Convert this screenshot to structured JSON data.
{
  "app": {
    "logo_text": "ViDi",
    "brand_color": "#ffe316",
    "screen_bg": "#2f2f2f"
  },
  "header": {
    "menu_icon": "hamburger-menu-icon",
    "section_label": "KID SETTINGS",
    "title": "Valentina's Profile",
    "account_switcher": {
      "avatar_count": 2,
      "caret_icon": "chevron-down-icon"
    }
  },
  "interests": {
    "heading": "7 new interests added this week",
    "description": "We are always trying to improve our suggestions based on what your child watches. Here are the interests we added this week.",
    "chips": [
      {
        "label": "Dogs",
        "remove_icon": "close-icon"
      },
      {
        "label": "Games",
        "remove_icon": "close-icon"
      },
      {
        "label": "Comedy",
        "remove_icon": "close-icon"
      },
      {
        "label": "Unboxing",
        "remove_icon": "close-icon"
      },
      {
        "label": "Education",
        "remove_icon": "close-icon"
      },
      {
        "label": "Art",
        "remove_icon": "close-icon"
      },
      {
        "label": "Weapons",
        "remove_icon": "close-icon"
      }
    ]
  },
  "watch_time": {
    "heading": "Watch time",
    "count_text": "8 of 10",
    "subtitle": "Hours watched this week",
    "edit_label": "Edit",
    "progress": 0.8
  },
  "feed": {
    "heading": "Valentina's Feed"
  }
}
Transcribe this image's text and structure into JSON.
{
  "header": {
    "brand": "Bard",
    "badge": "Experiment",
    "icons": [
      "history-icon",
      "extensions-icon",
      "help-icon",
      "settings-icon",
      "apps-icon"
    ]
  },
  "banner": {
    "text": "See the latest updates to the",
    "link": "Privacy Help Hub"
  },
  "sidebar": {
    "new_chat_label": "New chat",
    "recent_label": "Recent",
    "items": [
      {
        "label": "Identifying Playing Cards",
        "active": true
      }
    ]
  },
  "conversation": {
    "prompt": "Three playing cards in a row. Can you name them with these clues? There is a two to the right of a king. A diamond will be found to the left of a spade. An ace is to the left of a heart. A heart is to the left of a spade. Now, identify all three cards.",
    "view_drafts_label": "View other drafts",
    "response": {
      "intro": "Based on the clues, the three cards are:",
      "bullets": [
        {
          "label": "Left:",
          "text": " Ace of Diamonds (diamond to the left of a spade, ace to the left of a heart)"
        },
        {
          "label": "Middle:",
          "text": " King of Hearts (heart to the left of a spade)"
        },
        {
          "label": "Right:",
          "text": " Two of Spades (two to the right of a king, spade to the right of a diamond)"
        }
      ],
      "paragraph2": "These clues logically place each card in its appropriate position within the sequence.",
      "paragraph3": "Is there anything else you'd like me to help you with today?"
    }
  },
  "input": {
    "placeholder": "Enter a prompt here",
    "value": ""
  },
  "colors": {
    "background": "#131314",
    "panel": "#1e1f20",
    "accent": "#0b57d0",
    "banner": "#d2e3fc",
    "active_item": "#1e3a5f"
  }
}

__What you should do__.
Gather up every line from the listing above in which the word "three" occurs.

__Result for this exercise__.
    "prompt": "Three playing cards in a row. Can you name them with these clues? There is a two to the right of a king. A diamond will be found to the left of a spade. An ace is to the left of a heart. A heart is to the left of a spade. Now, identify all three cards.",
      "intro": "Based on the clues, the three cards are:",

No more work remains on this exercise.